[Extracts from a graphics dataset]
++++++++++

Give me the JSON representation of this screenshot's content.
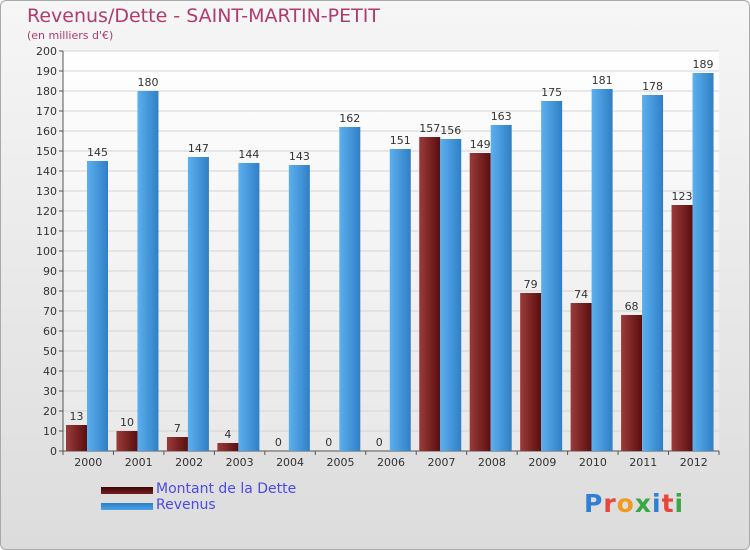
{
  "chart_title": "Revenus/Dette - SAINT-MARTIN-PETIT",
  "chart_subtitle": "(en milliers d'€)",
  "brand": {
    "text": "Proxiti",
    "letters": [
      "P",
      "r",
      "o",
      "x",
      "i",
      "t",
      "i"
    ],
    "colors": [
      "#2f7fd6",
      "#e8453c",
      "#f29a1f",
      "#3aa845",
      "#2f7fd6",
      "#e8453c",
      "#3aa845"
    ]
  },
  "colors": {
    "dette": "#7a1f1f",
    "revenus": "#4aa3e8",
    "title": "#b13a6e",
    "legend_text": "#4a4ae8"
  },
  "chart_data": {
    "type": "bar",
    "title": "Revenus/Dette - SAINT-MARTIN-PETIT",
    "subtitle": "(en milliers d'€)",
    "categories": [
      "2000",
      "2001",
      "2002",
      "2003",
      "2004",
      "2005",
      "2006",
      "2007",
      "2008",
      "2009",
      "2010",
      "2011",
      "2012"
    ],
    "series": [
      {
        "name": "Montant de la Dette",
        "color": "#7a1f1f",
        "values": [
          13,
          10,
          7,
          4,
          0,
          0,
          0,
          157,
          149,
          79,
          74,
          68,
          123
        ]
      },
      {
        "name": "Revenus",
        "color": "#4aa3e8",
        "values": [
          145,
          180,
          147,
          144,
          143,
          162,
          151,
          156,
          163,
          175,
          181,
          178,
          189
        ]
      }
    ],
    "ylim": [
      0,
      200
    ],
    "ytick_step": 10,
    "grid": true,
    "legend": "bottom-left"
  }
}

++++++++++

> [Exercise goal]: Filter lines by "PETIT" and return each hit.

> [The answer]:
  "chart_title": "Revenus/Dette - SAINT-MARTIN-PETIT",
    "title": "Revenus/Dette - SAINT-MARTIN-PETIT",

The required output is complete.